* _YOUR GOAL_: All of the lines below are to be printed again exactly; images are excluded from the output.

* _INPUT ROWS_:
####################

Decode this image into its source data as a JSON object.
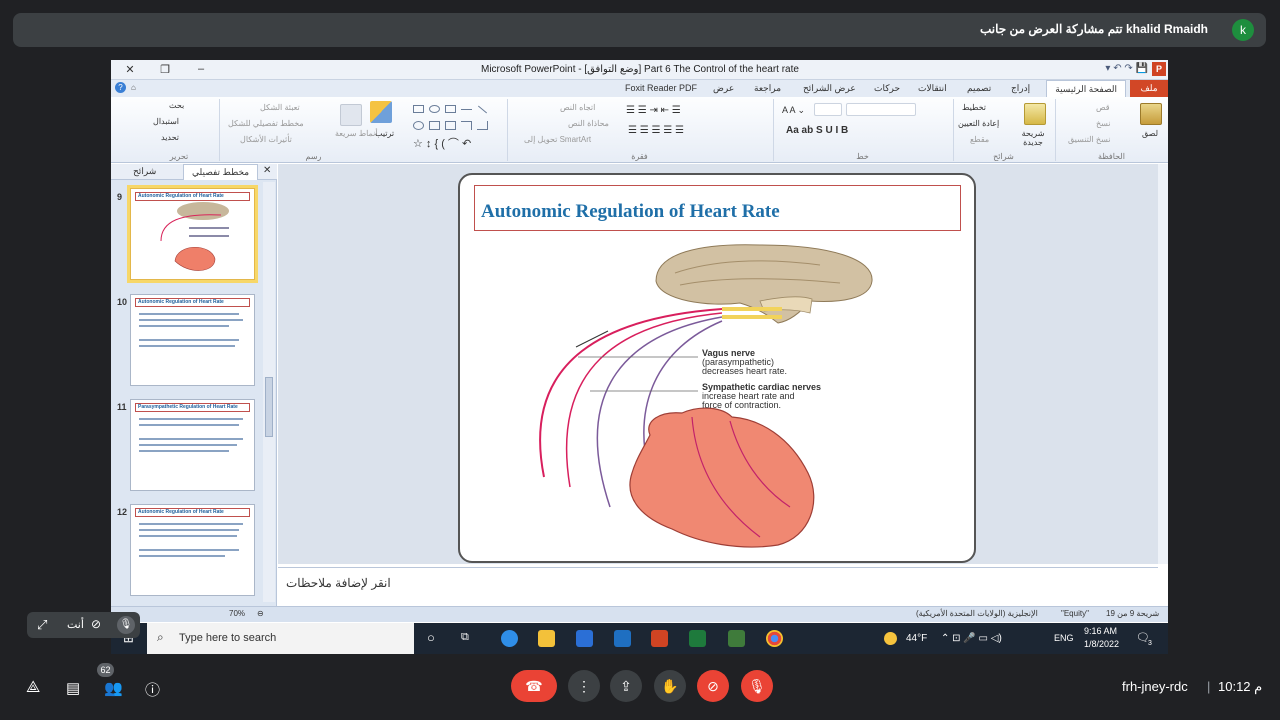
{
  "meet": {
    "presenter_banner": "تتم مشاركة العرض من جانب",
    "presenter_name": "khalid Rmaidh",
    "avatar_letter": "k",
    "self_label": "أنت",
    "participants_count": "62",
    "meeting_code": "frh-jney-rdc",
    "time": "10:12 م"
  },
  "window": {
    "title": "Microsoft PowerPoint - [وضع التوافق] Part 6 The Control of the heart rate",
    "app_logo": "P"
  },
  "ribbon": {
    "tabs": [
      "ملف",
      "الصفحة الرئيسية",
      "إدراج",
      "تصميم",
      "انتقالات",
      "حركات",
      "عرض الشرائح",
      "مراجعة",
      "عرض",
      "Foxit Reader PDF"
    ],
    "groups": [
      "الحافظة",
      "شرائح",
      "خط",
      "فقرة",
      "رسم",
      "تحرير"
    ],
    "labels": {
      "paste": "لصق",
      "cut": "قص",
      "copy": "نسخ",
      "format_painter": "نسخ التنسيق",
      "new_slide": "شريحة جديدة",
      "layout": "تخطيط",
      "reset": "إعادة التعيين",
      "section": "مقطع",
      "arrange": "ترتيب",
      "quick_styles": "أنماط سريعة",
      "shape_fill": "تعبئة الشكل",
      "shape_outline": "مخطط تفصيلي للشكل",
      "shape_effects": "تأثيرات الأشكال",
      "find": "بحث",
      "replace": "استبدال",
      "select": "تحديد",
      "text_direction": "اتجاه النص",
      "align_text": "محاذاة النص",
      "smartart": "تحويل إلى SmartArt"
    }
  },
  "panel": {
    "tab_outline": "مخطط تفصيلي",
    "tab_slides": "شرائح",
    "thumbnails": [
      {
        "num": "9",
        "title": "Autonomic Regulation of Heart Rate"
      },
      {
        "num": "10",
        "title": "Autonomic Regulation of Heart Rate"
      },
      {
        "num": "11",
        "title": "Parasympathetic Regulation of Heart Rate"
      },
      {
        "num": "12",
        "title": "Autonomic Regulation of Heart Rate"
      }
    ]
  },
  "slide": {
    "title": "Autonomic Regulation of Heart Rate",
    "vagus_label": "Vagus nerve",
    "vagus_sub1": "(parasympathetic)",
    "vagus_sub2": "decreases heart rate.",
    "symp_label": "Sympathetic cardiac nerves",
    "symp_sub1": "increase heart rate and",
    "symp_sub2": "force of contraction."
  },
  "notes": {
    "placeholder": "انقر لإضافة ملاحظات"
  },
  "status": {
    "slide_of": "شريحة 9 من 19",
    "theme": "\"Equity\"",
    "language": "الإنجليزية (الولايات المتحدة الأمريكية)",
    "zoom": "70%"
  },
  "taskbar": {
    "search_placeholder": "Type here to search",
    "temperature": "44°F",
    "lang": "ENG",
    "time": "9:16 AM",
    "date": "1/8/2022",
    "notif_count": "3"
  }
}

####################

* _OUTPUT OF THE TASK_:
Decode this image into its source data as a JSON object.
{
  "meet": {
    "presenter_banner": "تتم مشاركة العرض من جانب",
    "presenter_name": "khalid Rmaidh",
    "avatar_letter": "k",
    "self_label": "أنت",
    "participants_count": "62",
    "meeting_code": "frh-jney-rdc",
    "time": "10:12 م"
  },
  "window": {
    "title": "Microsoft PowerPoint - [وضع التوافق] Part 6 The Control of the heart rate",
    "app_logo": "P"
  },
  "ribbon": {
    "tabs": [
      "ملف",
      "الصفحة الرئيسية",
      "إدراج",
      "تصميم",
      "انتقالات",
      "حركات",
      "عرض الشرائح",
      "مراجعة",
      "عرض",
      "Foxit Reader PDF"
    ],
    "groups": [
      "الحافظة",
      "شرائح",
      "خط",
      "فقرة",
      "رسم",
      "تحرير"
    ],
    "labels": {
      "paste": "لصق",
      "cut": "قص",
      "copy": "نسخ",
      "format_painter": "نسخ التنسيق",
      "new_slide": "شريحة جديدة",
      "layout": "تخطيط",
      "reset": "إعادة التعيين",
      "section": "مقطع",
      "arrange": "ترتيب",
      "quick_styles": "أنماط سريعة",
      "shape_fill": "تعبئة الشكل",
      "shape_outline": "مخطط تفصيلي للشكل",
      "shape_effects": "تأثيرات الأشكال",
      "find": "بحث",
      "replace": "استبدال",
      "select": "تحديد",
      "text_direction": "اتجاه النص",
      "align_text": "محاذاة النص",
      "smartart": "تحويل إلى SmartArt"
    }
  },
  "panel": {
    "tab_outline": "مخطط تفصيلي",
    "tab_slides": "شرائح",
    "thumbnails": [
      {
        "num": "9",
        "title": "Autonomic Regulation of Heart Rate"
      },
      {
        "num": "10",
        "title": "Autonomic Regulation of Heart Rate"
      },
      {
        "num": "11",
        "title": "Parasympathetic Regulation of Heart Rate"
      },
      {
        "num": "12",
        "title": "Autonomic Regulation of Heart Rate"
      }
    ]
  },
  "slide": {
    "title": "Autonomic Regulation of Heart Rate",
    "vagus_label": "Vagus nerve",
    "vagus_sub1": "(parasympathetic)",
    "vagus_sub2": "decreases heart rate.",
    "symp_label": "Sympathetic cardiac nerves",
    "symp_sub1": "increase heart rate and",
    "symp_sub2": "force of contraction."
  },
  "notes": {
    "placeholder": "انقر لإضافة ملاحظات"
  },
  "status": {
    "slide_of": "شريحة 9 من 19",
    "theme": "\"Equity\"",
    "language": "الإنجليزية (الولايات المتحدة الأمريكية)",
    "zoom": "70%"
  },
  "taskbar": {
    "search_placeholder": "Type here to search",
    "temperature": "44°F",
    "lang": "ENG",
    "time": "9:16 AM",
    "date": "1/8/2022",
    "notif_count": "3"
  }
}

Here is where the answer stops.